Check each line of the records for "Vidéo"; collect those that have it.

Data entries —
___
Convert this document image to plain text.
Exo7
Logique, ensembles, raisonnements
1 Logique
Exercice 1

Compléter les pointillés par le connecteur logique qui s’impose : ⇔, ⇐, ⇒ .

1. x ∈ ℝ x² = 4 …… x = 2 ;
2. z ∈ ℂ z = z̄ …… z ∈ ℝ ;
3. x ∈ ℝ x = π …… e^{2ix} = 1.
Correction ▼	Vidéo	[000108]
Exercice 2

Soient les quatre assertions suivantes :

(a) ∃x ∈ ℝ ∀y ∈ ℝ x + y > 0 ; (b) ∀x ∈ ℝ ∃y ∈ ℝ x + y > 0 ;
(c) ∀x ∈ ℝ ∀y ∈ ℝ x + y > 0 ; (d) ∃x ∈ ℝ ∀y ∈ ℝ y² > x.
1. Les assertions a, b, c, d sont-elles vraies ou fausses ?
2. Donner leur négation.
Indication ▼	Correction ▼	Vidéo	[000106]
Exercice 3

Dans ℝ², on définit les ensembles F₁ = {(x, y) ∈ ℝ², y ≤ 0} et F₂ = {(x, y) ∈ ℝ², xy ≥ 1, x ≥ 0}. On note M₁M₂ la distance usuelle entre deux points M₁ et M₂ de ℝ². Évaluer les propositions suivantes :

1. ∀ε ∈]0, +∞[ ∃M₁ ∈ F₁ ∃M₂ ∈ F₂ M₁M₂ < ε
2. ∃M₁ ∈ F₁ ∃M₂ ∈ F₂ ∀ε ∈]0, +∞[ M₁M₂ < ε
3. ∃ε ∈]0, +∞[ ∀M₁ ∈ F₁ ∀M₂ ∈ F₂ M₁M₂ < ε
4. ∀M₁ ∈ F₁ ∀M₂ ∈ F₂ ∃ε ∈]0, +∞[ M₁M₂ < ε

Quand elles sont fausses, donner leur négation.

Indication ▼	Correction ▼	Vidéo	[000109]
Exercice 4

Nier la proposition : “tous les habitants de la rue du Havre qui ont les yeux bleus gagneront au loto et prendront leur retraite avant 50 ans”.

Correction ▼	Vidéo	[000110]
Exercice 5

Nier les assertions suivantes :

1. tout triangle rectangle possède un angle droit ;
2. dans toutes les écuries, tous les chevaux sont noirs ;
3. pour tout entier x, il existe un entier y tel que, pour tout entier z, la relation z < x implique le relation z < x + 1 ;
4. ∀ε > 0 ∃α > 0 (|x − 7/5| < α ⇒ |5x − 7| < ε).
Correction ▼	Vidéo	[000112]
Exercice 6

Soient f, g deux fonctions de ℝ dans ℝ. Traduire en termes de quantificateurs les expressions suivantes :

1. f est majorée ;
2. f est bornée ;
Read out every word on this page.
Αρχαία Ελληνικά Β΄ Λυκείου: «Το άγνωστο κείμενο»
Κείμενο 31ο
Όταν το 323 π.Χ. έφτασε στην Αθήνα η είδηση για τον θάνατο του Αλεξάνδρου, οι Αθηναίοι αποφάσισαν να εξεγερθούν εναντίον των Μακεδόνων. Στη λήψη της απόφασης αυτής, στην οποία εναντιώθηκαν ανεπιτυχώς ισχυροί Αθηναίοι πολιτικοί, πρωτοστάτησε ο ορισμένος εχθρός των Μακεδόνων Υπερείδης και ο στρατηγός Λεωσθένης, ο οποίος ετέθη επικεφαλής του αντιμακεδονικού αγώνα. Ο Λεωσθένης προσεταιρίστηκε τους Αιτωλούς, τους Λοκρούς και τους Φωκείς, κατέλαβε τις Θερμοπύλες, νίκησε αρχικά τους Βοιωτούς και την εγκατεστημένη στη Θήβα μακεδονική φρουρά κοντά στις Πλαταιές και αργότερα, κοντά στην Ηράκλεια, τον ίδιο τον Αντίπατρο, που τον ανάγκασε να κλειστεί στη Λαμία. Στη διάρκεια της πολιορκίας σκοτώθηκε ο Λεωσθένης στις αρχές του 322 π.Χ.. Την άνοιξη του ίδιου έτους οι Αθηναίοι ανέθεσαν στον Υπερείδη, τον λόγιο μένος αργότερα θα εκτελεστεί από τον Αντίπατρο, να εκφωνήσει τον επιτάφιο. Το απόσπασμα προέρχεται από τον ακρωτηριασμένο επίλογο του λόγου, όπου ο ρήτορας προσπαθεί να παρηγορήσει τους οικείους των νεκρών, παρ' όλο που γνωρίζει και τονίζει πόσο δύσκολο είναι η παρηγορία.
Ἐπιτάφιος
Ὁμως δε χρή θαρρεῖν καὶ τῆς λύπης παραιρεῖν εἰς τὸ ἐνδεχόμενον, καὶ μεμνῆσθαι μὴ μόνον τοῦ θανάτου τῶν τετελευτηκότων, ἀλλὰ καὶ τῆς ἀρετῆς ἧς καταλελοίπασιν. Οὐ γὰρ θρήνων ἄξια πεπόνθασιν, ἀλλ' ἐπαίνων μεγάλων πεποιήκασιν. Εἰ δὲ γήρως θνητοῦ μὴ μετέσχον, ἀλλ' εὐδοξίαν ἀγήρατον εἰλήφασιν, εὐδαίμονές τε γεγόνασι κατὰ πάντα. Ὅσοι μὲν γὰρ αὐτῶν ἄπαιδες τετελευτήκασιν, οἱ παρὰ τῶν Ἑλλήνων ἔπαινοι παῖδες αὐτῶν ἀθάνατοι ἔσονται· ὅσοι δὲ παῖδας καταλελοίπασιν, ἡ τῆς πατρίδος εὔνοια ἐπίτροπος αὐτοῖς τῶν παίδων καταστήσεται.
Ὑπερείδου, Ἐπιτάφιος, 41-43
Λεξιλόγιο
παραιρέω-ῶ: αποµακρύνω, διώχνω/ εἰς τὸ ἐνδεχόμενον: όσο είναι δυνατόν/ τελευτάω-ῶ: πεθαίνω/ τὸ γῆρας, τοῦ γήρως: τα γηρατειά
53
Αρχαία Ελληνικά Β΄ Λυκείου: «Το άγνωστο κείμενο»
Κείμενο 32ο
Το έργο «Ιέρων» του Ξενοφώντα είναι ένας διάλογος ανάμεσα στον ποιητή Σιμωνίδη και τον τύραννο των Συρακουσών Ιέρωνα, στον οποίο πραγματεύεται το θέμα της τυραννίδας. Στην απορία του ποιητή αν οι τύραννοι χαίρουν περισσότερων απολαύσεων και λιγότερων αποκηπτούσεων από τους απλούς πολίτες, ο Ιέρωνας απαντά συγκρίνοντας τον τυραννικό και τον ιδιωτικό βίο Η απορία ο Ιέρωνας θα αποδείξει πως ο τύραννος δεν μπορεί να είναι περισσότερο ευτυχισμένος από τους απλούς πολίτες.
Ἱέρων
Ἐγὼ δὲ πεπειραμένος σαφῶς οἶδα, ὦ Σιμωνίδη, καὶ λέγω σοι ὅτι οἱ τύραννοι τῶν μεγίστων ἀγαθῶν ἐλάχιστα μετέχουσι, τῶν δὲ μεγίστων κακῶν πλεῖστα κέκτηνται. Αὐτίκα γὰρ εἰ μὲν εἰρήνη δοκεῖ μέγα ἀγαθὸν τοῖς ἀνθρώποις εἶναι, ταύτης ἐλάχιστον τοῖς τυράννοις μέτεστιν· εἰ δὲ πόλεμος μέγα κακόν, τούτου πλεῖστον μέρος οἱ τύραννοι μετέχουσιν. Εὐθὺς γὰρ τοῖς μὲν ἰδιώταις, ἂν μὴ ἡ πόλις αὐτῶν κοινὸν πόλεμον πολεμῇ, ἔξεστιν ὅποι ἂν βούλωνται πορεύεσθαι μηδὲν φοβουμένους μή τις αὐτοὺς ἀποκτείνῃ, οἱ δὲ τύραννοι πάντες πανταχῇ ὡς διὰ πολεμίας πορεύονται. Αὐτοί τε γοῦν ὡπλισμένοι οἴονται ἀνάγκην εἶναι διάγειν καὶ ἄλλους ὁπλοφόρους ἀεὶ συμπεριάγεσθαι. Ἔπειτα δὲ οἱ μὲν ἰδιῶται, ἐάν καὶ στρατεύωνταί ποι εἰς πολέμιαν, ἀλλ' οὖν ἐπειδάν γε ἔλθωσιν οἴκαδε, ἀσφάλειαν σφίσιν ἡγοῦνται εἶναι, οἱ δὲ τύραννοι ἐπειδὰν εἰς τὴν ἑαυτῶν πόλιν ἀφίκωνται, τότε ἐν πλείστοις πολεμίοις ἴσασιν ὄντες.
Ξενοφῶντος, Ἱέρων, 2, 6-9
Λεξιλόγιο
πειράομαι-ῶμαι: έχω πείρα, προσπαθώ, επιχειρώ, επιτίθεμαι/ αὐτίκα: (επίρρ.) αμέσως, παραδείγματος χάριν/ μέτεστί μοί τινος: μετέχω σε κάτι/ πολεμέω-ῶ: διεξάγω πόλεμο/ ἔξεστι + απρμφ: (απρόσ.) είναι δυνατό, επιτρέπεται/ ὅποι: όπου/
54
___
Answer to the task —
Correction ▼	Vidéo	[000108]
Indication ▼	Correction ▼	Vidéo	[000106]
Indication ▼	Correction ▼	Vidéo	[000109]
Correction ▼	Vidéo	[000110]
Correction ▼	Vidéo	[000112]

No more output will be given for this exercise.